**TASK REQUIREMENTS:**
Extract each record and reproduce it exactly.

[Start of DATASET RECORDS]

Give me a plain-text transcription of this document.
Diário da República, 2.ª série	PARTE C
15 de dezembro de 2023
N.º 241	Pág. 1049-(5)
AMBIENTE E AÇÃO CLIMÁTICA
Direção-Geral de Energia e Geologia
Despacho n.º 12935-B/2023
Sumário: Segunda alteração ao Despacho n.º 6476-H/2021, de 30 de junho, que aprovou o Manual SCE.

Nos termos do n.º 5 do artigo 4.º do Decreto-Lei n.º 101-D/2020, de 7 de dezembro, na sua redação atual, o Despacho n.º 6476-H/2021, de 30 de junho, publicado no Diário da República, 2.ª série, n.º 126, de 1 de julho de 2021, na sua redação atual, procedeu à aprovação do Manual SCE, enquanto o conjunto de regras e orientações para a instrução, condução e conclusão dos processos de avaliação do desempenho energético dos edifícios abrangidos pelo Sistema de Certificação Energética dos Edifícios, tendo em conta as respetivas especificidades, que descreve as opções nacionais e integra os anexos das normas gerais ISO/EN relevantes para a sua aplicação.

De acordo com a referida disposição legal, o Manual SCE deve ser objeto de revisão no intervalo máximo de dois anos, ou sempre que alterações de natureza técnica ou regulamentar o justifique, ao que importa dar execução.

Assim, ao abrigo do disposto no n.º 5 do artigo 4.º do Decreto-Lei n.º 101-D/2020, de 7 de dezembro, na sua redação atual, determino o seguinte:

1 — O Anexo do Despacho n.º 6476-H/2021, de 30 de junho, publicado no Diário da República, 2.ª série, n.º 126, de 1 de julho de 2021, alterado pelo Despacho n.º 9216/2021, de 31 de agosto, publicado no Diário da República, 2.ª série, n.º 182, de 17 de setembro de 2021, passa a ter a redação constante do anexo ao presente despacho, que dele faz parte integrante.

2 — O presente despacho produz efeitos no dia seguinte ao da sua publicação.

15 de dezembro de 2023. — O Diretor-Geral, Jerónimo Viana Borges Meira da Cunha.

[End of DATASET RECORDS]

**TASK RESPONSE:**
Give me a plain-text transcription of this document.
Diário da República, 2.ª série	PARTE C
15 de dezembro de 2023
N.º 241	Pág. 1049-(5)
AMBIENTE E AÇÃO CLIMÁTICA
Direção-Geral de Energia e Geologia
Despacho n.º 12935-B/2023
Sumário: Segunda alteração ao Despacho n.º 6476-H/2021, de 30 de junho, que aprovou o Manual SCE.

Nos termos do n.º 5 do artigo 4.º do Decreto-Lei n.º 101-D/2020, de 7 de dezembro, na sua redação atual, o Despacho n.º 6476-H/2021, de 30 de junho, publicado no Diário da República, 2.ª série, n.º 126, de 1 de julho de 2021, na sua redação atual, procedeu à aprovação do Manual SCE, enquanto o conjunto de regras e orientações para a instrução, condução e conclusão dos processos de avaliação do desempenho energético dos edifícios abrangidos pelo Sistema de Certificação Energética dos Edifícios, tendo em conta as respetivas especificidades, que descreve as opções nacionais e integra os anexos das normas gerais ISO/EN relevantes para a sua aplicação.

De acordo com a referida disposição legal, o Manual SCE deve ser objeto de revisão no intervalo máximo de dois anos, ou sempre que alterações de natureza técnica ou regulamentar o justifique, ao que importa dar execução.

Assim, ao abrigo do disposto no n.º 5 do artigo 4.º do Decreto-Lei n.º 101-D/2020, de 7 de dezembro, na sua redação atual, determino o seguinte:

1 — O Anexo do Despacho n.º 6476-H/2021, de 30 de junho, publicado no Diário da República, 2.ª série, n.º 126, de 1 de julho de 2021, alterado pelo Despacho n.º 9216/2021, de 31 de agosto, publicado no Diário da República, 2.ª série, n.º 182, de 17 de setembro de 2021, passa a ter a redação constante do anexo ao presente despacho, que dele faz parte integrante.

2 — O presente despacho produz efeitos no dia seguinte ao da sua publicação.

15 de dezembro de 2023. — O Diretor-Geral, Jerónimo Viana Borges Meira da Cunha.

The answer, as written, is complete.